▶ **Data to process**
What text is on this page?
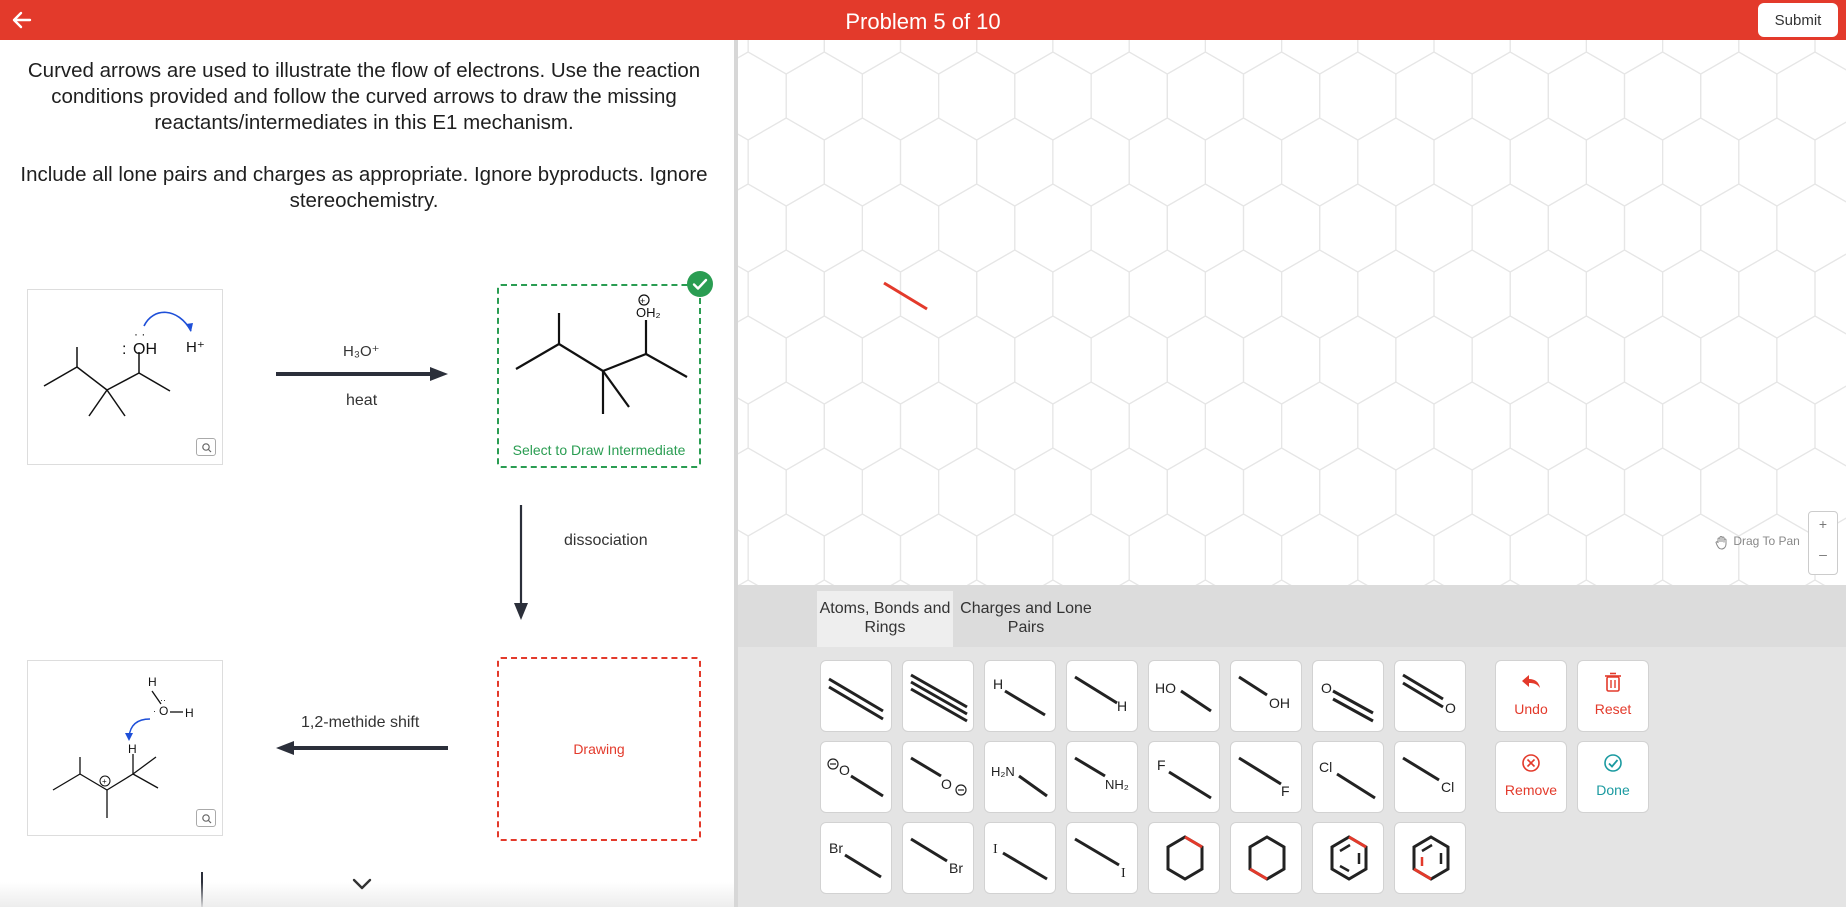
Problem 5 of 10	Submit
Curved arrows are used to illustrate the flow of electrons. Use the reaction conditions provided and follow the curved arrows to draw the missing reactants/intermediates in this E1 mechanism.
Include all lone pairs and charges as appropriate. Ignore byproducts. Ignore stereochemistry.
: OH
· ·
H⁺	H₃O⁺
heat
+
OH₂
Select to Draw Intermediate
dissociation
Drawing
1,2-methide shift
+
H
O
··
· H
H
Drag To Pan
+
–
Atoms, Bonds and Rings
Charges and Lone Pairs
H
H
HO
OH
O
O
O
O
H₂N
NH₂
F
F
Cl
Cl
Br
Br
I
I
Undo	Reset
Remove	Done
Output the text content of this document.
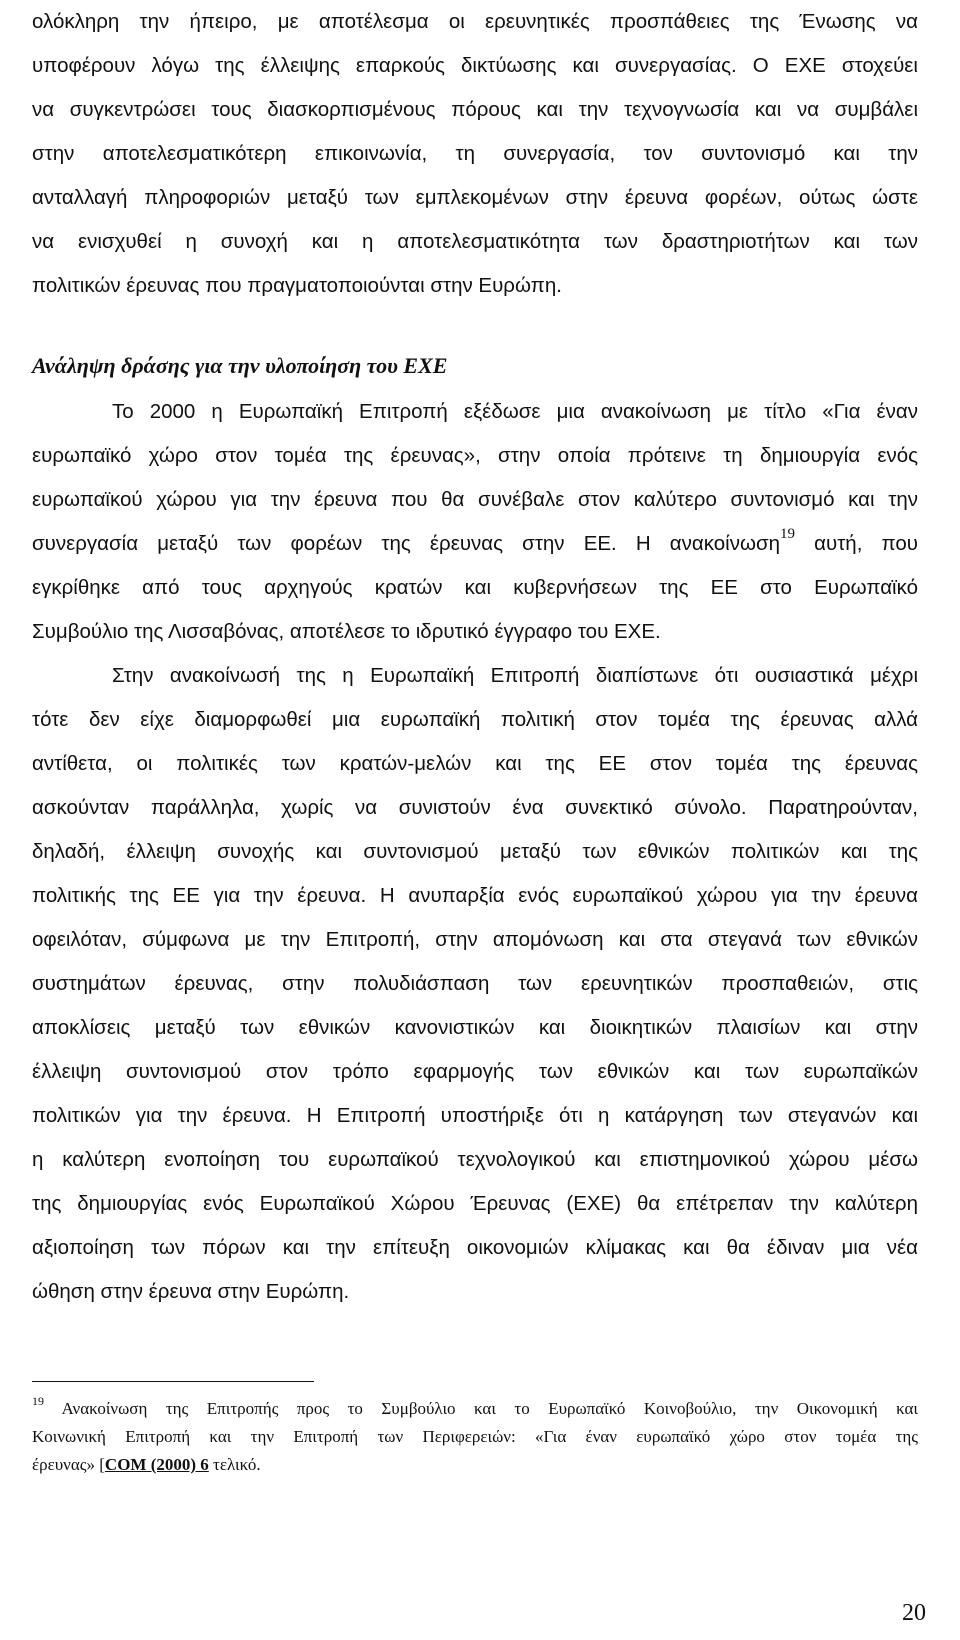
ολόκληρη την ήπειρο, με αποτέλεσμα οι ερευνητικές προσπάθειες της Ένωσης να
υποφέρουν λόγω της έλλειψης επαρκούς δικτύωσης και συνεργασίας. Ο ΕΧΕ στοχεύει
να συγκεντρώσει τους διασκορπισμένους πόρους και την τεχνογνωσία και να συμβάλει
στην αποτελεσματικότερη επικοινωνία, τη συνεργασία, τον συντονισμό και την
ανταλλαγή πληροφοριών μεταξύ των εμπλεκομένων στην έρευνα φορέων, ούτως ώστε
να ενισχυθεί η συνοχή και η αποτελεσματικότητα των δραστηριοτήτων και των
πολιτικών έρευνας που πραγματοποιούνται στην Ευρώπη.
Ανάληψη δράσης για την υλοποίηση του ΕΧΕ
Το 2000 η Ευρωπαϊκή Επιτροπή εξέδωσε μια ανακοίνωση με τίτλο «Για έναν
ευρωπαϊκό χώρο στον τομέα της έρευνας», στην οποία πρότεινε τη δημιουργία ενός
ευρωπαϊκού χώρου για την έρευνα που θα συνέβαλε στον καλύτερο συντονισμό και την
συνεργασία μεταξύ των φορέων της έρευνας στην ΕΕ. Η ανακοίνωση$^{19}$ αυτή, που
εγκρίθηκε από τους αρχηγούς κρατών και κυβερνήσεων της ΕΕ στο Ευρωπαϊκό
Συμβούλιο της Λισσαβόνας, αποτέλεσε το ιδρυτικό έγγραφο του ΕΧΕ.
Στην ανακοίνωσή της η Ευρωπαϊκή Επιτροπή διαπίστωνε ότι ουσιαστικά μέχρι
τότε δεν είχε διαμορφωθεί μια ευρωπαϊκή πολιτική στον τομέα της έρευνας αλλά
αντίθετα, οι πολιτικές των κρατών-μελών και της ΕΕ στον τομέα της έρευνας
ασκούνταν παράλληλα, χωρίς να συνιστούν ένα συνεκτικό σύνολο. Παρατηρούνταν,
δηλαδή, έλλειψη συνοχής και συντονισμού μεταξύ των εθνικών πολιτικών και της
πολιτικής της ΕΕ για την έρευνα. Η ανυπαρξία ενός ευρωπαϊκού χώρου για την έρευνα
οφειλόταν, σύμφωνα με την Επιτροπή, στην απομόνωση και στα στεγανά των εθνικών
συστημάτων έρευνας, στην πολυδιάσπαση των ερευνητικών προσπαθειών, στις
αποκλίσεις μεταξύ των εθνικών κανονιστικών και διοικητικών πλαισίων και στην
έλλειψη συντονισμού στον τρόπο εφαρμογής των εθνικών και των ευρωπαϊκών
πολιτικών για την έρευνα. Η Επιτροπή υποστήριξε ότι η κατάργηση των στεγανών και
η καλύτερη ενοποίηση του ευρωπαϊκού τεχνολογικού και επιστημονικού χώρου μέσω
της δημιουργίας ενός Ευρωπαϊκού Χώρου Έρευνας (ΕΧΕ) θα επέτρεπαν την καλύτερη
αξιοποίηση των πόρων και την επίτευξη οικονομιών κλίμακας και θα έδιναν μια νέα
ώθηση στην έρευνα στην Ευρώπη.
$^{19}$ Ανακοίνωση της Επιτροπής προς το Συμβούλιο και το Ευρωπαϊκό Κοινοβούλιο, την Οικονομική και
Κοινωνική Επιτροπή και την Επιτροπή των Περιφερειών: «Για έναν ευρωπαϊκό χώρο στον τομέα της
έρευνας» [COM (2000) 6 τελικό.
20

▶ **Goal**
All entries must be written out again exactly as given, with no pictures in the copy.

▶ **Expected output**
What text is on this page?
Problem 5 of 10	Submit
Curved arrows are used to illustrate the flow of electrons. Use the reaction conditions provided and follow the curved arrows to draw the missing reactants/intermediates in this E1 mechanism.
Include all lone pairs and charges as appropriate. Ignore byproducts. Ignore stereochemistry.
: OH
· ·
H⁺	H₃O⁺
heat
+
OH₂
Select to Draw Intermediate
dissociation
Drawing
1,2-methide shift
+
H
O
··
· H
H
Drag To Pan
+
–
Atoms, Bonds and Rings
Charges and Lone Pairs
H
H
HO
OH
O
O
O
O
H₂N
NH₂
F
F
Cl
Cl
Br
Br
I
I
Undo	Reset
Remove	Done
Output the text content of this document.
ολόκληρη την ήπειρο, με αποτέλεσμα οι ερευνητικές προσπάθειες της Ένωσης να
υποφέρουν λόγω της έλλειψης επαρκούς δικτύωσης και συνεργασίας. Ο ΕΧΕ στοχεύει
να συγκεντρώσει τους διασκορπισμένους πόρους και την τεχνογνωσία και να συμβάλει
στην αποτελεσματικότερη επικοινωνία, τη συνεργασία, τον συντονισμό και την
ανταλλαγή πληροφοριών μεταξύ των εμπλεκομένων στην έρευνα φορέων, ούτως ώστε
να ενισχυθεί η συνοχή και η αποτελεσματικότητα των δραστηριοτήτων και των
πολιτικών έρευνας που πραγματοποιούνται στην Ευρώπη.
Ανάληψη δράσης για την υλοποίηση του ΕΧΕ
Το 2000 η Ευρωπαϊκή Επιτροπή εξέδωσε μια ανακοίνωση με τίτλο «Για έναν
ευρωπαϊκό χώρο στον τομέα της έρευνας», στην οποία πρότεινε τη δημιουργία ενός
ευρωπαϊκού χώρου για την έρευνα που θα συνέβαλε στον καλύτερο συντονισμό και την
συνεργασία μεταξύ των φορέων της έρευνας στην ΕΕ. Η ανακοίνωση$^{19}$ αυτή, που
εγκρίθηκε από τους αρχηγούς κρατών και κυβερνήσεων της ΕΕ στο Ευρωπαϊκό
Συμβούλιο της Λισσαβόνας, αποτέλεσε το ιδρυτικό έγγραφο του ΕΧΕ.
Στην ανακοίνωσή της η Ευρωπαϊκή Επιτροπή διαπίστωνε ότι ουσιαστικά μέχρι
τότε δεν είχε διαμορφωθεί μια ευρωπαϊκή πολιτική στον τομέα της έρευνας αλλά
αντίθετα, οι πολιτικές των κρατών-μελών και της ΕΕ στον τομέα της έρευνας
ασκούνταν παράλληλα, χωρίς να συνιστούν ένα συνεκτικό σύνολο. Παρατηρούνταν,
δηλαδή, έλλειψη συνοχής και συντονισμού μεταξύ των εθνικών πολιτικών και της
πολιτικής της ΕΕ για την έρευνα. Η ανυπαρξία ενός ευρωπαϊκού χώρου για την έρευνα
οφειλόταν, σύμφωνα με την Επιτροπή, στην απομόνωση και στα στεγανά των εθνικών
συστημάτων έρευνας, στην πολυδιάσπαση των ερευνητικών προσπαθειών, στις
αποκλίσεις μεταξύ των εθνικών κανονιστικών και διοικητικών πλαισίων και στην
έλλειψη συντονισμού στον τρόπο εφαρμογής των εθνικών και των ευρωπαϊκών
πολιτικών για την έρευνα. Η Επιτροπή υποστήριξε ότι η κατάργηση των στεγανών και
η καλύτερη ενοποίηση του ευρωπαϊκού τεχνολογικού και επιστημονικού χώρου μέσω
της δημιουργίας ενός Ευρωπαϊκού Χώρου Έρευνας (ΕΧΕ) θα επέτρεπαν την καλύτερη
αξιοποίηση των πόρων και την επίτευξη οικονομιών κλίμακας και θα έδιναν μια νέα
ώθηση στην έρευνα στην Ευρώπη.
$^{19}$ Ανακοίνωση της Επιτροπής προς το Συμβούλιο και το Ευρωπαϊκό Κοινοβούλιο, την Οικονομική και
Κοινωνική Επιτροπή και την Επιτροπή των Περιφερειών: «Για έναν ευρωπαϊκό χώρο στον τομέα της
έρευνας» [COM (2000) 6 τελικό.
20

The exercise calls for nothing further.